What is asked: From the listing below, extract every line containing "Grating".

Dataset items:
····················
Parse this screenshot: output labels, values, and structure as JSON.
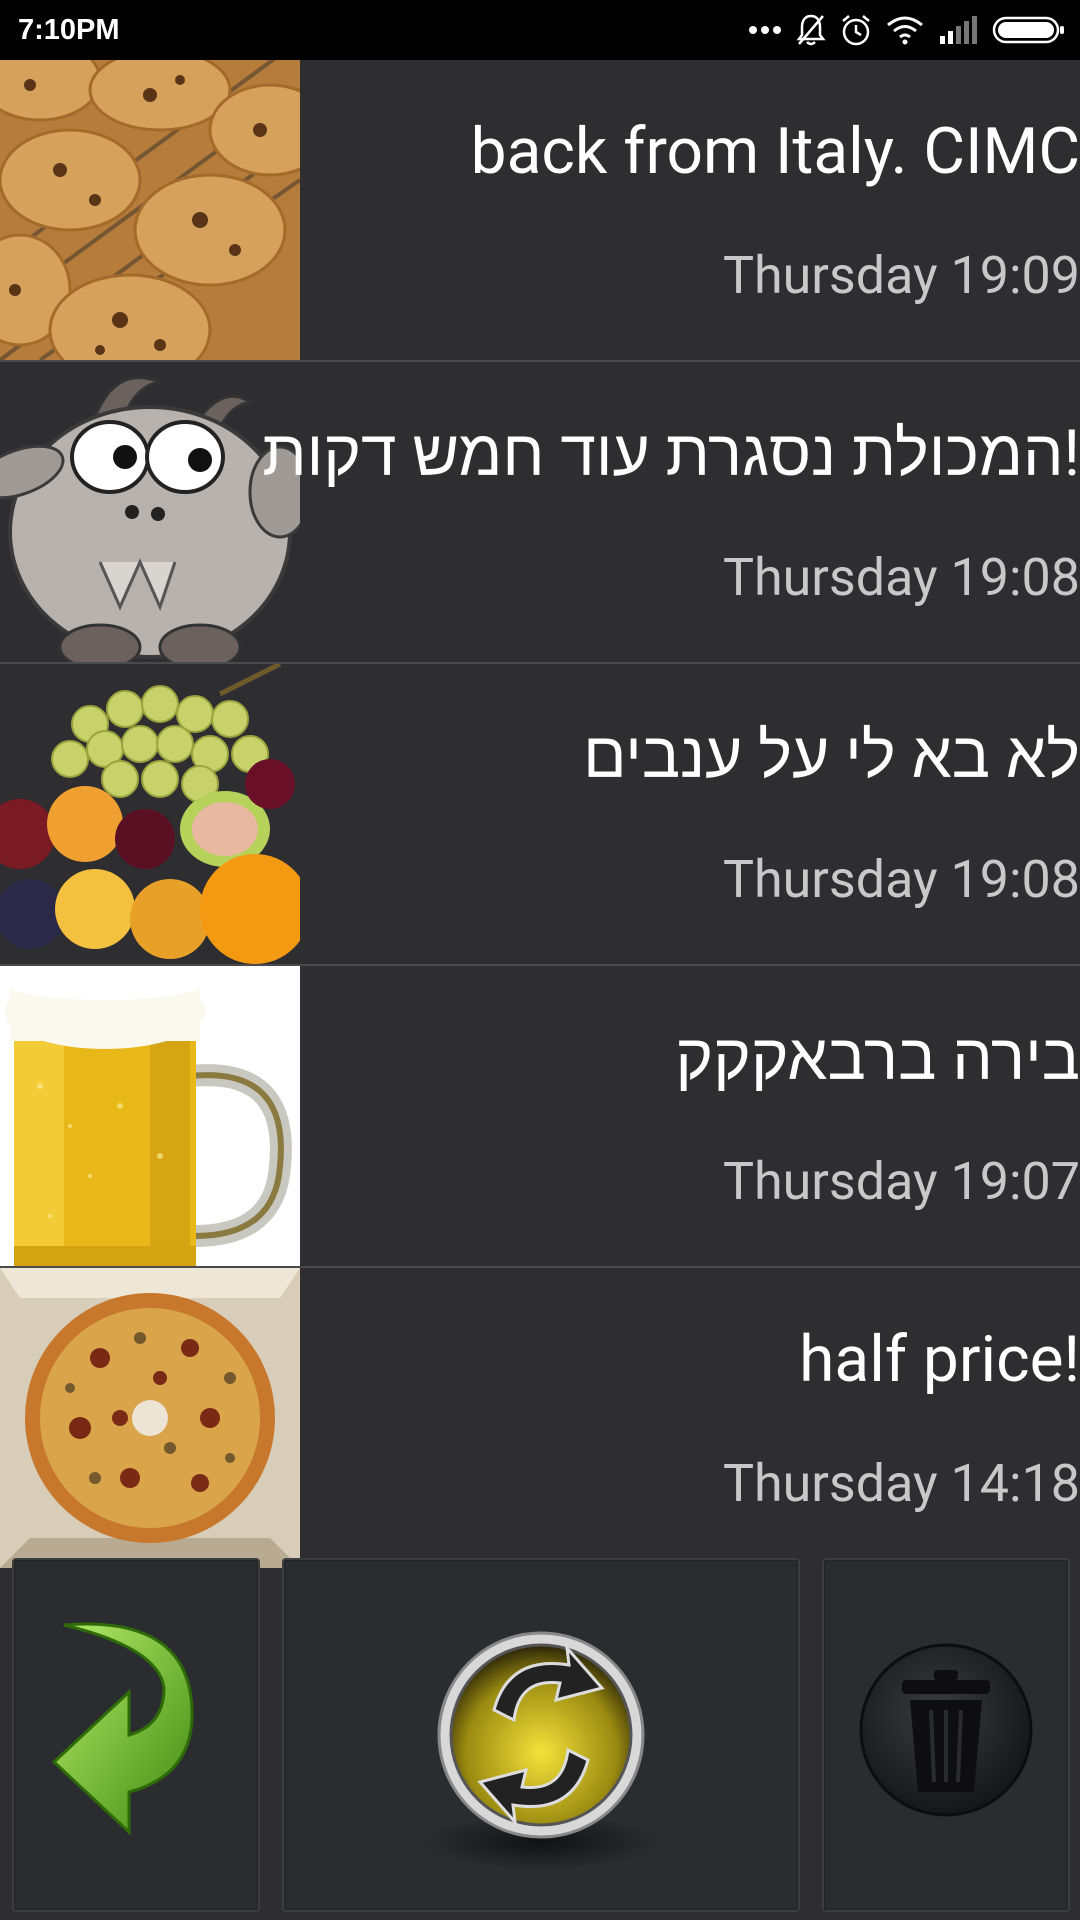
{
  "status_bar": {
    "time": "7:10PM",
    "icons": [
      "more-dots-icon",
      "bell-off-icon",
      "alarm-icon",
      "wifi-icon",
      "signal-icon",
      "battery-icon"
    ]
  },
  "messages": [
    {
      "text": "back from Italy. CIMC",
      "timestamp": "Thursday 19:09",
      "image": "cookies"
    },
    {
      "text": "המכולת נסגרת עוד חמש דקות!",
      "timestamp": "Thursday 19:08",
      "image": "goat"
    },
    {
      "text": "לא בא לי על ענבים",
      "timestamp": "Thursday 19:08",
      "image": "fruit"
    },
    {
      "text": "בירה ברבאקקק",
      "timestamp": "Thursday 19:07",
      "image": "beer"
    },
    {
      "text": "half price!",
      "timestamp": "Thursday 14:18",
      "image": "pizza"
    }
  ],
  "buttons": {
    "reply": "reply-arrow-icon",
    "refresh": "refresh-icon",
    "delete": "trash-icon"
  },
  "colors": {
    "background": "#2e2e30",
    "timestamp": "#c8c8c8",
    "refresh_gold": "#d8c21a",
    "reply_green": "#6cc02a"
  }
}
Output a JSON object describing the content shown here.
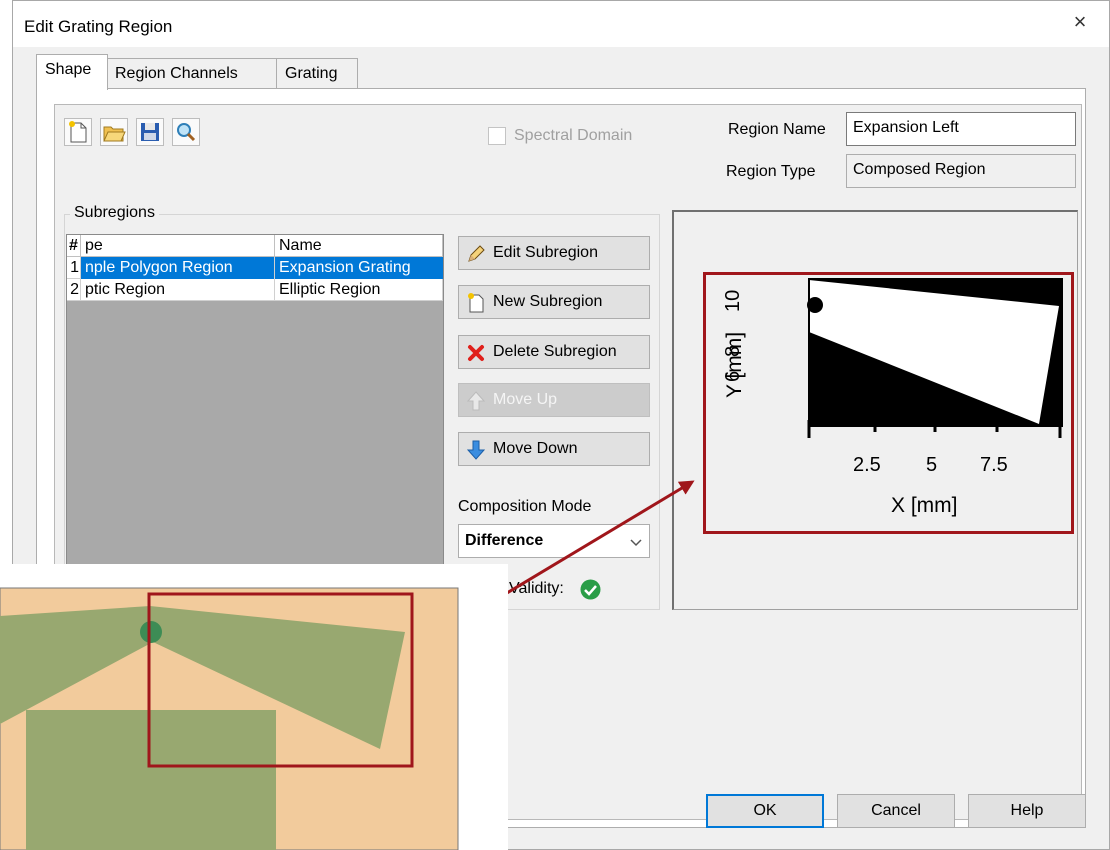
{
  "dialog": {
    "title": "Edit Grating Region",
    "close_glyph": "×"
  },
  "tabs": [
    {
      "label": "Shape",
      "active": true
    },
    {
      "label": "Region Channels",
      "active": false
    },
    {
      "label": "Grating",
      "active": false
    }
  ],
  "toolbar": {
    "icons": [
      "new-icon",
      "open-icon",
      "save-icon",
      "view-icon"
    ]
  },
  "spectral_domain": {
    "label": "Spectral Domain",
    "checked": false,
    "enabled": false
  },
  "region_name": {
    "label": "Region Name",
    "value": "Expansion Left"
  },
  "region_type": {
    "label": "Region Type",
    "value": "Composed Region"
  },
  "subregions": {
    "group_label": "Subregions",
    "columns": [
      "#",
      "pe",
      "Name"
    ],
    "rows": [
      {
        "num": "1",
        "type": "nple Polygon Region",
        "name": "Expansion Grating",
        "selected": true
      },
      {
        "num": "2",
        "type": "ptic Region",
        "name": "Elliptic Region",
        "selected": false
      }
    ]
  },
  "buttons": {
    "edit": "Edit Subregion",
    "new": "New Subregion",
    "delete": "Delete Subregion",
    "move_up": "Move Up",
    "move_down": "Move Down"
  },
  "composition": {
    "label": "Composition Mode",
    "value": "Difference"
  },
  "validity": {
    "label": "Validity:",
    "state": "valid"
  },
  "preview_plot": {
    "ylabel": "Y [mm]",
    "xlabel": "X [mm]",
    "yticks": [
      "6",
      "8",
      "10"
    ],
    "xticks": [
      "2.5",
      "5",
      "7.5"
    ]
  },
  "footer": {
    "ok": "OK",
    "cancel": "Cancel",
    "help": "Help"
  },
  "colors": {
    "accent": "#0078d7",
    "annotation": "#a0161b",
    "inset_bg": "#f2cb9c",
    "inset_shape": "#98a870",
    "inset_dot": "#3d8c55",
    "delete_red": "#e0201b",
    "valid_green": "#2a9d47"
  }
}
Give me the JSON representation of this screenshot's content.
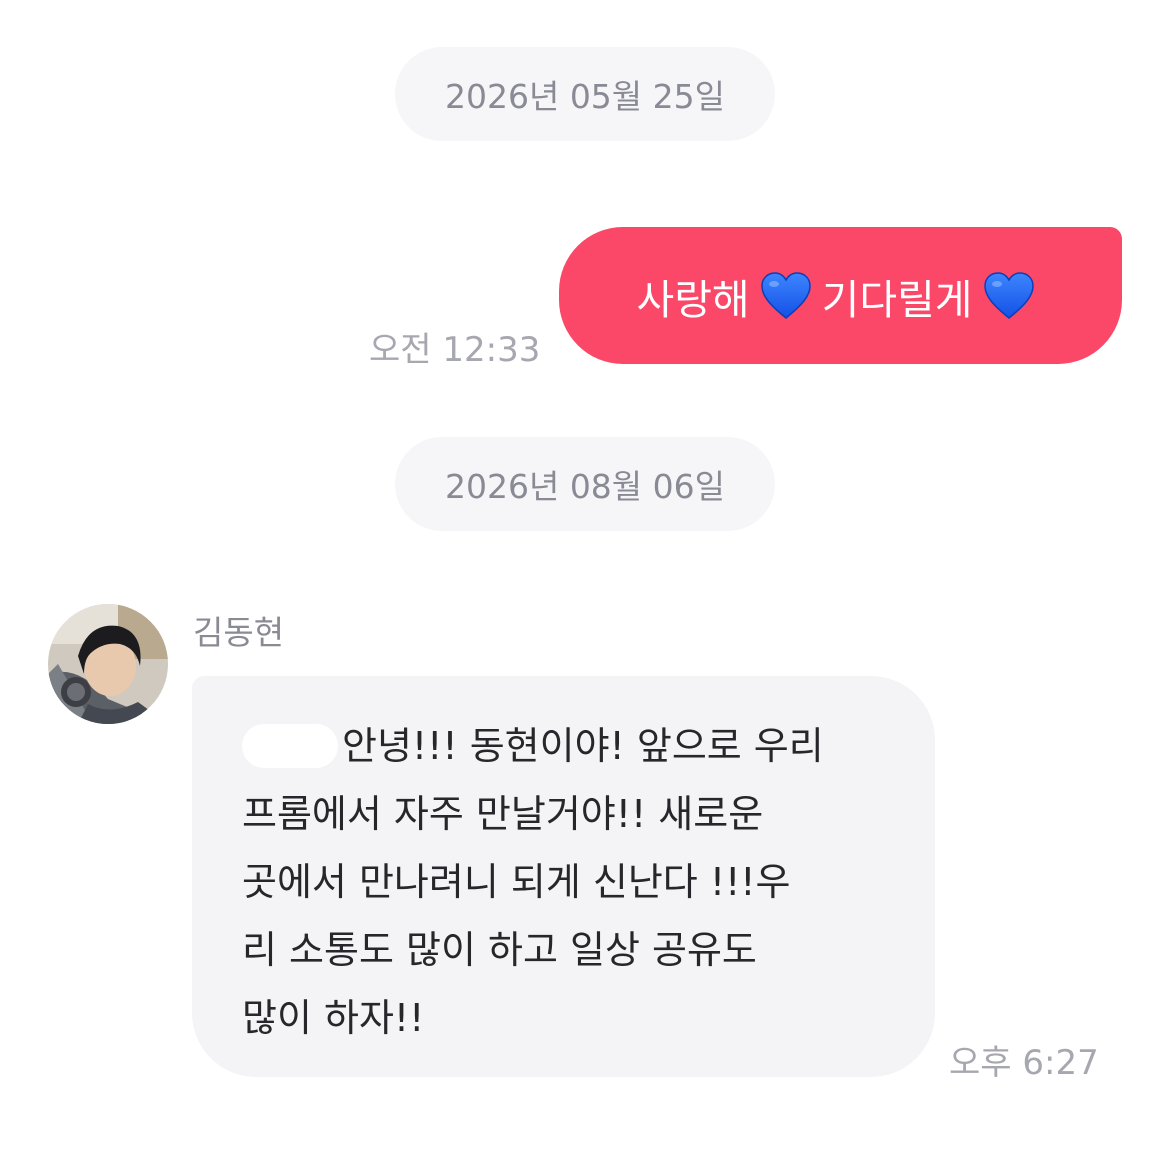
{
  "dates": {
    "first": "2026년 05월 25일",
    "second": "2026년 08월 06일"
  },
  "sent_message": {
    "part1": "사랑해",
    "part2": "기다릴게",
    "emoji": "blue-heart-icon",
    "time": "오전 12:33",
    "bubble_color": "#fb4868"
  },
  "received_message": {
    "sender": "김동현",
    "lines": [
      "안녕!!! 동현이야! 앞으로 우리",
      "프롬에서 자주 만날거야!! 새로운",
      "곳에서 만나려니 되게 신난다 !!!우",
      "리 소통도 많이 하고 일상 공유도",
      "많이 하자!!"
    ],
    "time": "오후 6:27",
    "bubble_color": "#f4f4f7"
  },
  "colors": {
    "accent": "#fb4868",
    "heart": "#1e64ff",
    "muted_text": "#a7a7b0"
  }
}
····················
Output of the exercise:
    "title": "Edit Grating Region",
      "label": "Grating",
        "name": "Expansion Grating",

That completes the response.